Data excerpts
▬▬▬
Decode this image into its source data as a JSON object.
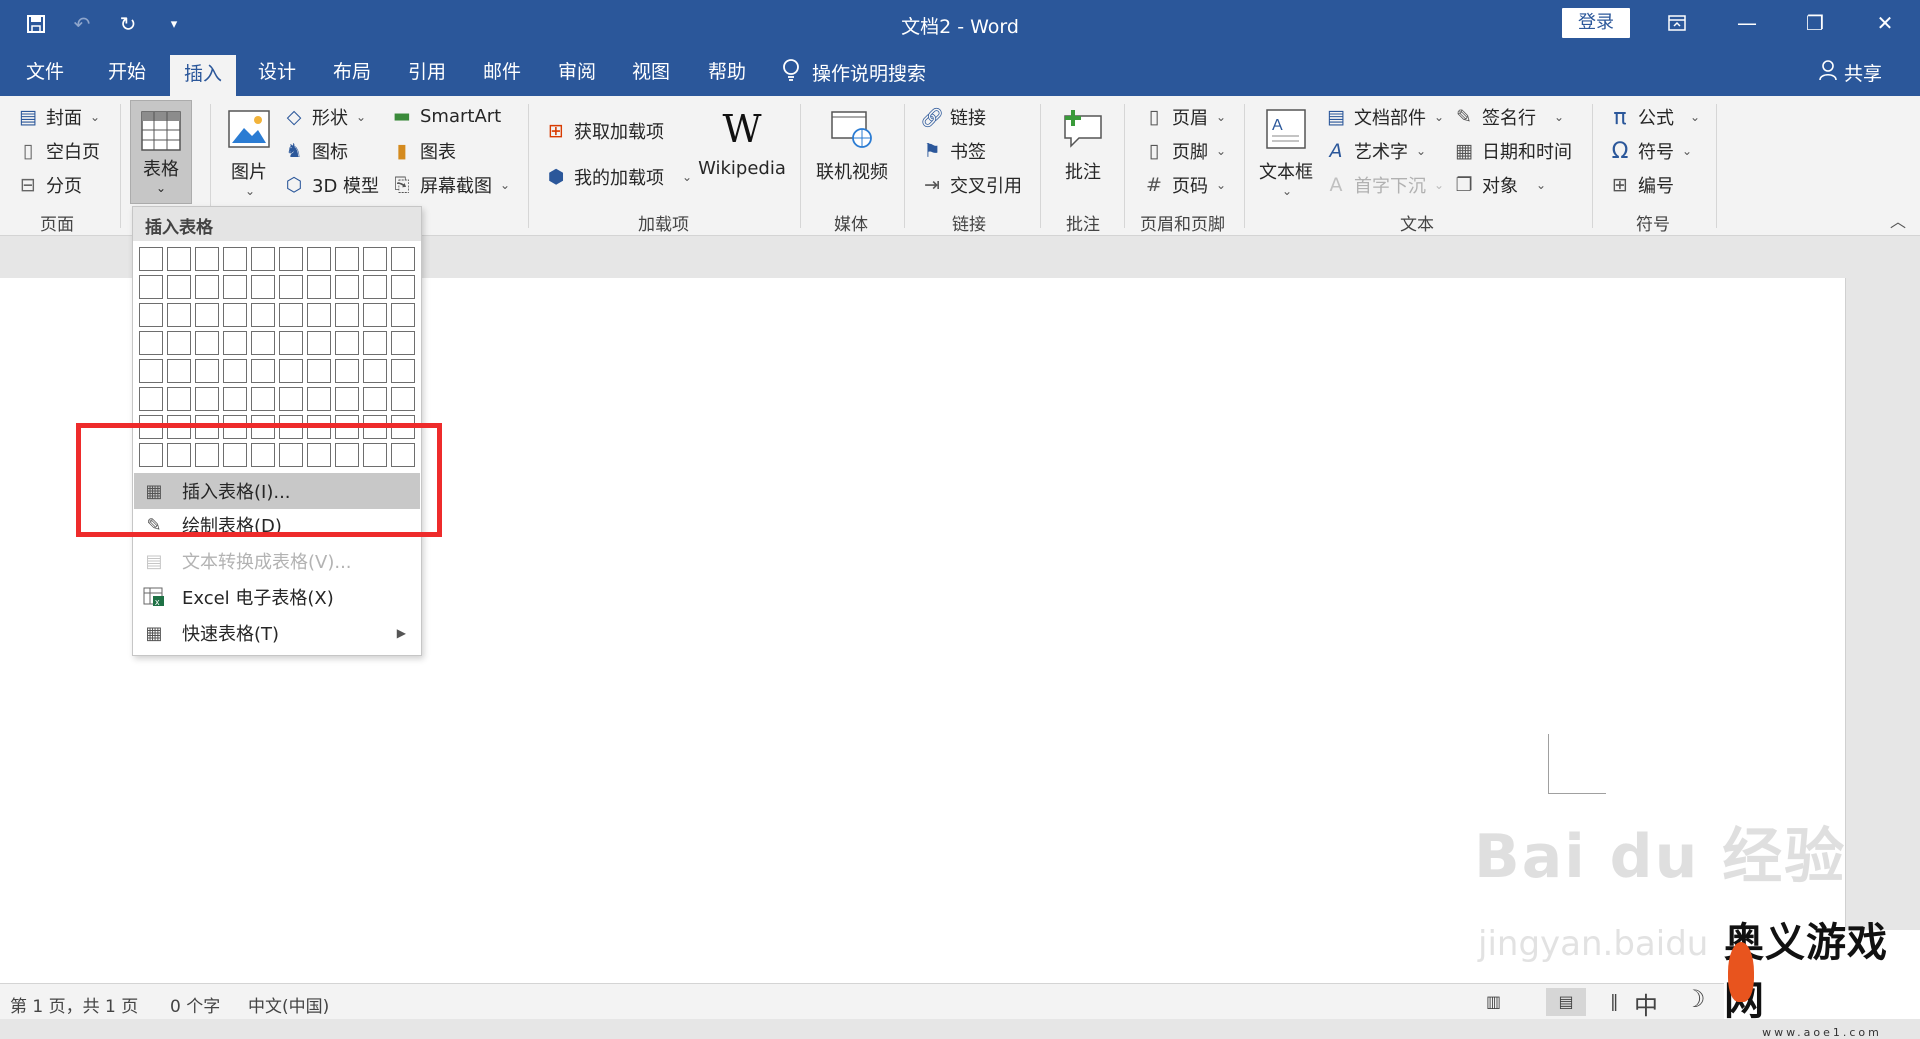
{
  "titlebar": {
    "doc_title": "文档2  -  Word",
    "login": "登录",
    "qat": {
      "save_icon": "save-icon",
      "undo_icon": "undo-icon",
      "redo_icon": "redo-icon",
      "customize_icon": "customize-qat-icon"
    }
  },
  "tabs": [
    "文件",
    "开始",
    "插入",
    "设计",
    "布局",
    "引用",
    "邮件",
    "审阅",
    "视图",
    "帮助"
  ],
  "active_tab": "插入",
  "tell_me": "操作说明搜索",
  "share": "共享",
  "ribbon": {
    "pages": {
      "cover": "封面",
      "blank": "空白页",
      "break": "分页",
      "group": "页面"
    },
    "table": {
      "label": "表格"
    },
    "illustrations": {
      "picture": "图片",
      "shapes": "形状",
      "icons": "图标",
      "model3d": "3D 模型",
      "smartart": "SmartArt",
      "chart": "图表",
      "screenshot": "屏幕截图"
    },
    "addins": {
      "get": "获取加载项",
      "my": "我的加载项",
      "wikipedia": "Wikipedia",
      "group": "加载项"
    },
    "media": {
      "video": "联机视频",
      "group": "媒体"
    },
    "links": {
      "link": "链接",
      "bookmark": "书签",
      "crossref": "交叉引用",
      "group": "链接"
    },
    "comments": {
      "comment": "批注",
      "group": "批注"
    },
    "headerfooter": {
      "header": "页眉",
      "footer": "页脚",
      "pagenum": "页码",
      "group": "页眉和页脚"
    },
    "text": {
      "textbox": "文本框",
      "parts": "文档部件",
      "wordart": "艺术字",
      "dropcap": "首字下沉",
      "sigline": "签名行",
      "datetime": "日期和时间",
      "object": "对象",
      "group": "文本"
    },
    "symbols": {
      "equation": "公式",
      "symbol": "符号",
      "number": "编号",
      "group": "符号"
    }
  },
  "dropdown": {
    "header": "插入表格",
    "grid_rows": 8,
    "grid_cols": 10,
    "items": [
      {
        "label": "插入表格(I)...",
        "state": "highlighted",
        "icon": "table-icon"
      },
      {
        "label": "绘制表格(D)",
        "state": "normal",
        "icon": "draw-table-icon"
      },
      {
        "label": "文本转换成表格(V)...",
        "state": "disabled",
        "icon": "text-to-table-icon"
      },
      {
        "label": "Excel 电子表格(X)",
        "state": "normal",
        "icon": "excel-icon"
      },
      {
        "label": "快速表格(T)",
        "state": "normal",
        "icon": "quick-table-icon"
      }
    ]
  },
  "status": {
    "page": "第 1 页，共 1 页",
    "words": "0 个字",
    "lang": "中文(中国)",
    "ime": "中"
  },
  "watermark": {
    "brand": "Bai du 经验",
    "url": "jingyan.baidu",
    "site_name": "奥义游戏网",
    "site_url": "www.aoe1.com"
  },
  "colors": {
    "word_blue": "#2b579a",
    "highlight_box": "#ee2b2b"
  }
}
▬▬▬
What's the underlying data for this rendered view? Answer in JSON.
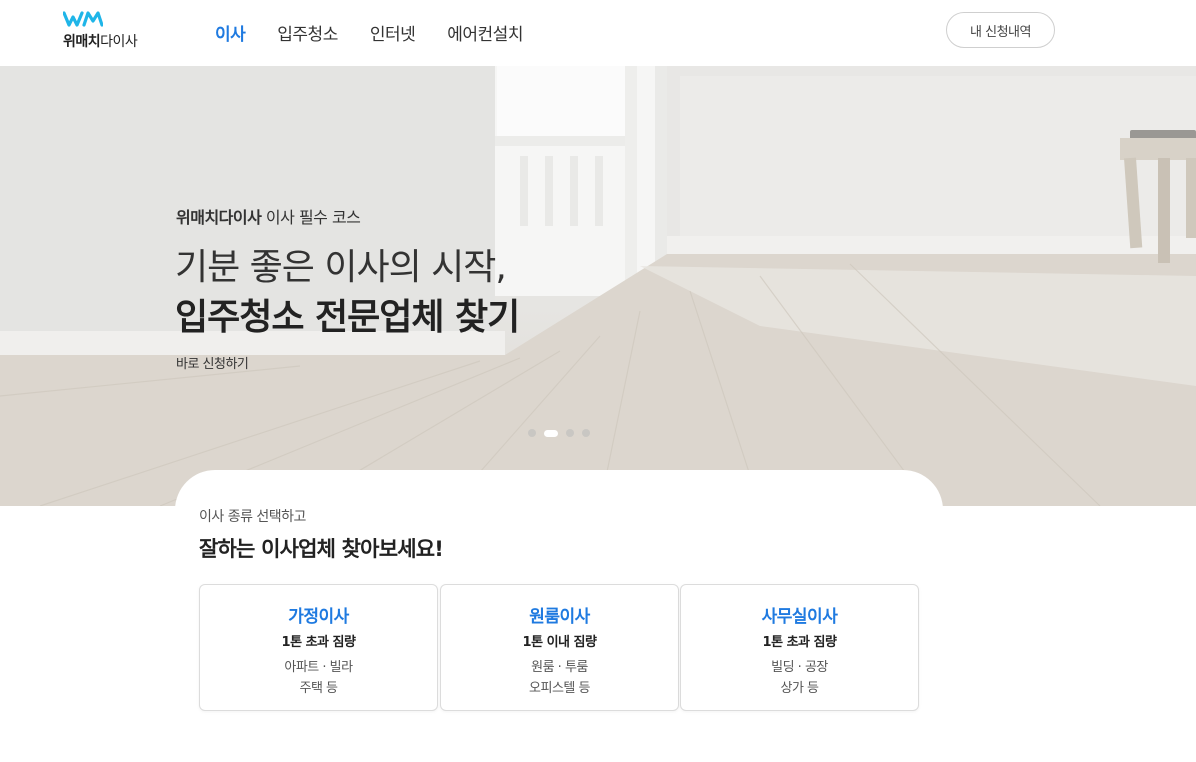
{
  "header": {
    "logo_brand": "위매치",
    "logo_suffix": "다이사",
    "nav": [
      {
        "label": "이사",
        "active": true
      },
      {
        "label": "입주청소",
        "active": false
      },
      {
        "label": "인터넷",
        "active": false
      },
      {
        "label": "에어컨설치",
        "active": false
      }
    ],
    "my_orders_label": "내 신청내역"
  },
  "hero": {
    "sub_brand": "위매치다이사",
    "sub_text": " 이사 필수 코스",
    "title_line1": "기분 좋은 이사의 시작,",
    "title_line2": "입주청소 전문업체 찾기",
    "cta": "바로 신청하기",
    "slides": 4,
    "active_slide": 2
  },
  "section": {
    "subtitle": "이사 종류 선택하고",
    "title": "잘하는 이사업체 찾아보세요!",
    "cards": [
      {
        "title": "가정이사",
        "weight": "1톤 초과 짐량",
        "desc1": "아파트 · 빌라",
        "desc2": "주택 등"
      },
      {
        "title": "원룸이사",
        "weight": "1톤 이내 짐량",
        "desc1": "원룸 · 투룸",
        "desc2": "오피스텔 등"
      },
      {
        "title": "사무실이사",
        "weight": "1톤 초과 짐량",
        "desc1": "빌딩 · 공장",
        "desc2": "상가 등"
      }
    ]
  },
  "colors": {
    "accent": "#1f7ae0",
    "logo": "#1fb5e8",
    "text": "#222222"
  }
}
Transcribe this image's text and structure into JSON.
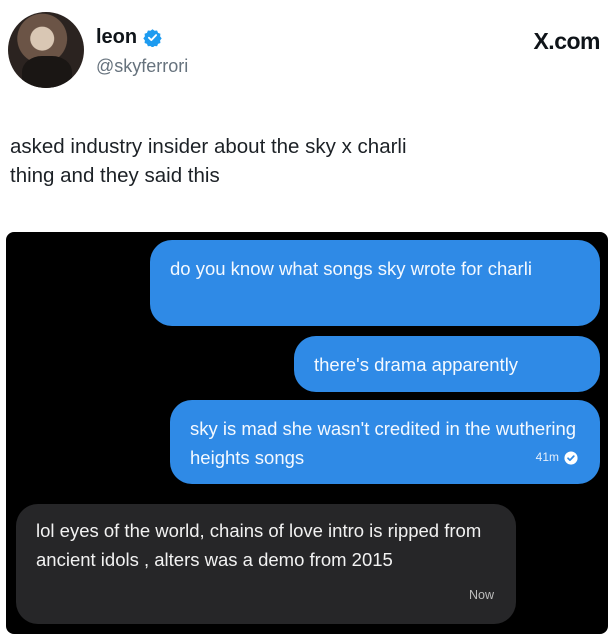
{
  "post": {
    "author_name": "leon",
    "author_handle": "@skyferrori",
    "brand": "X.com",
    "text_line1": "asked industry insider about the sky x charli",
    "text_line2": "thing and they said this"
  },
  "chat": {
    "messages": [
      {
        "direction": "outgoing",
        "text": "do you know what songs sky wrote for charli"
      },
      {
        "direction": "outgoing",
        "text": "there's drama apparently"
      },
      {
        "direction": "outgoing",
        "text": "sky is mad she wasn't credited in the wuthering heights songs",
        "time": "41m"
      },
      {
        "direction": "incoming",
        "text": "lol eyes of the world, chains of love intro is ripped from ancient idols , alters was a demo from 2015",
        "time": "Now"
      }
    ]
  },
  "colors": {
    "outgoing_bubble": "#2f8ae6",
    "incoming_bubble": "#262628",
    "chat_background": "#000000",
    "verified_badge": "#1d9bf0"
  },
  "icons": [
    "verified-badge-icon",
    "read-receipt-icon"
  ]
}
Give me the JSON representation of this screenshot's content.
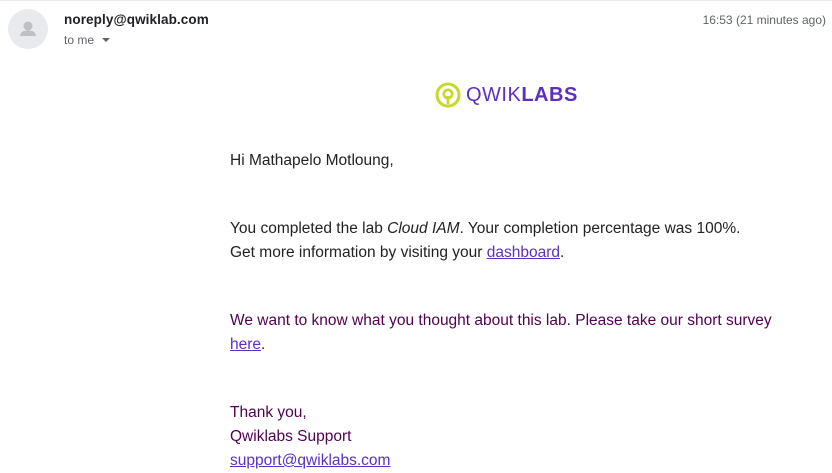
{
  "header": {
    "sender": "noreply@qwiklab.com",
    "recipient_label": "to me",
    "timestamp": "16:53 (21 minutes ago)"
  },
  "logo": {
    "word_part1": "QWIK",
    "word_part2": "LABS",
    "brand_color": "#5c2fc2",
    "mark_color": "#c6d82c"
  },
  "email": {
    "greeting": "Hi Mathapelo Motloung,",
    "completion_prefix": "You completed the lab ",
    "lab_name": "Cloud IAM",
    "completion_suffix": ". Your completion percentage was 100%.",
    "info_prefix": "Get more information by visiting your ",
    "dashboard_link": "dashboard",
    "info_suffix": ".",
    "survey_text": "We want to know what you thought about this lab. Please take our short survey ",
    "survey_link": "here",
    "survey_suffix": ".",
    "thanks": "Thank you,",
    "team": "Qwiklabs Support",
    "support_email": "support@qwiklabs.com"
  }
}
▬▬▬
Copy every line of the records above that holds the word "image".

◆ **SOLUTION**:
Decode this image into its source data as a JSON object.
Transcribe this image's text and structure into JSON.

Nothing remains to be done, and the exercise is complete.